**Materials provided**:
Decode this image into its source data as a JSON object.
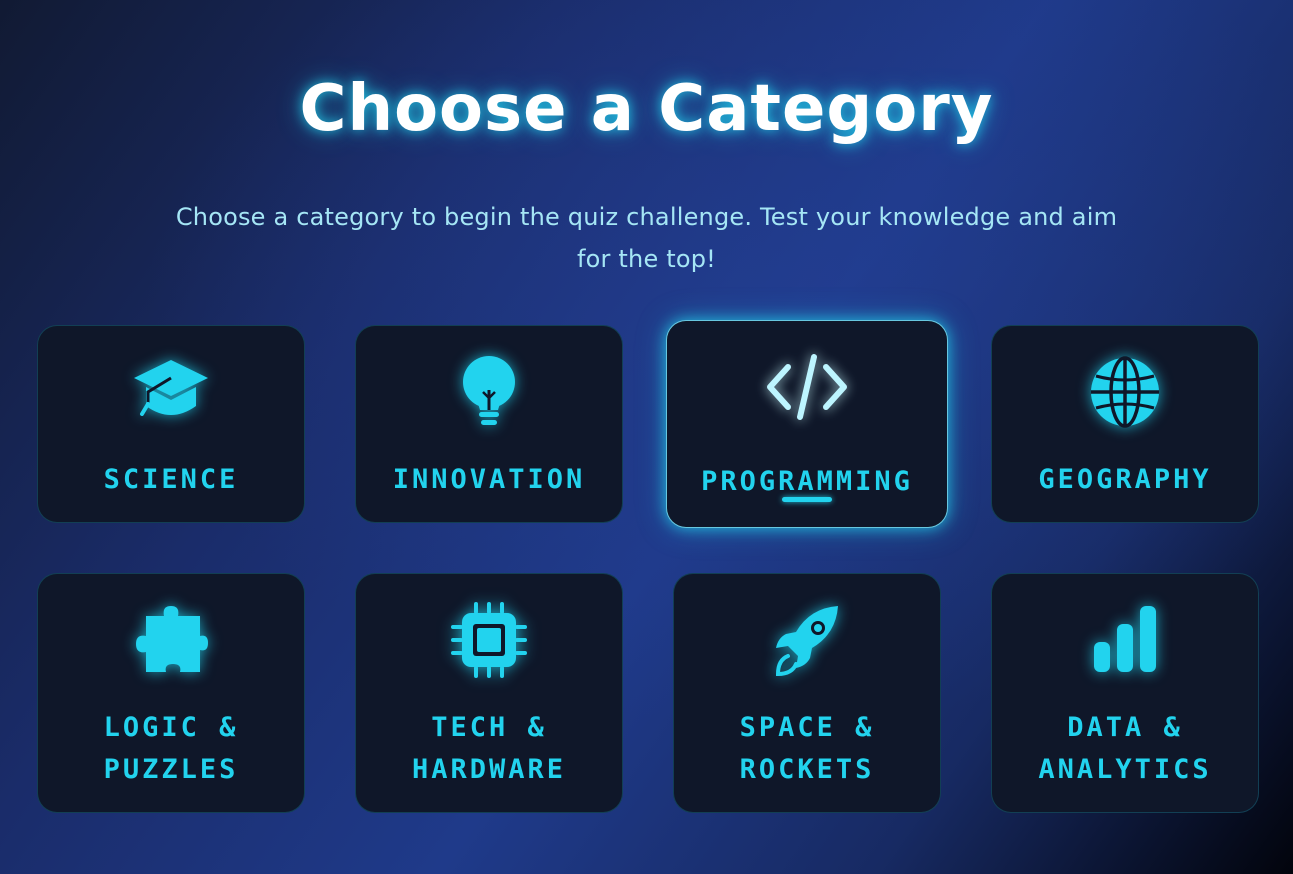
{
  "header": {
    "title": "Choose a Category",
    "subtitle": "Choose a category to begin the quiz challenge. Test your knowledge and aim for the top!"
  },
  "colors": {
    "accent": "#22d3ee",
    "card_bg": "#0f1729",
    "title": "#ffffff",
    "subtitle": "#a5e6f5"
  },
  "categories": [
    {
      "label": "SCIENCE",
      "icon": "graduation-cap-icon"
    },
    {
      "label": "INNOVATION",
      "icon": "lightbulb-icon"
    },
    {
      "label": "PROGRAMMING",
      "icon": "code-icon",
      "selected": true
    },
    {
      "label": "GEOGRAPHY",
      "icon": "globe-icon"
    },
    {
      "label": "LOGIC & PUZZLES",
      "icon": "puzzle-icon"
    },
    {
      "label": "TECH & HARDWARE",
      "icon": "chip-icon"
    },
    {
      "label": "SPACE & ROCKETS",
      "icon": "rocket-icon"
    },
    {
      "label": "DATA & ANALYTICS",
      "icon": "bar-chart-icon"
    }
  ]
}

**Instruction**: Quote every line word for word and keep the images out of the copy.

**Exercise result**:
Decode this image into its source data as a JSON object.
{
  "header": {
    "title": "Choose a Category",
    "subtitle": "Choose a category to begin the quiz challenge. Test your knowledge and aim for the top!"
  },
  "colors": {
    "accent": "#22d3ee",
    "card_bg": "#0f1729",
    "title": "#ffffff",
    "subtitle": "#a5e6f5"
  },
  "categories": [
    {
      "label": "SCIENCE",
      "icon": "graduation-cap-icon"
    },
    {
      "label": "INNOVATION",
      "icon": "lightbulb-icon"
    },
    {
      "label": "PROGRAMMING",
      "icon": "code-icon",
      "selected": true
    },
    {
      "label": "GEOGRAPHY",
      "icon": "globe-icon"
    },
    {
      "label": "LOGIC & PUZZLES",
      "icon": "puzzle-icon"
    },
    {
      "label": "TECH & HARDWARE",
      "icon": "chip-icon"
    },
    {
      "label": "SPACE & ROCKETS",
      "icon": "rocket-icon"
    },
    {
      "label": "DATA & ANALYTICS",
      "icon": "bar-chart-icon"
    }
  ]
}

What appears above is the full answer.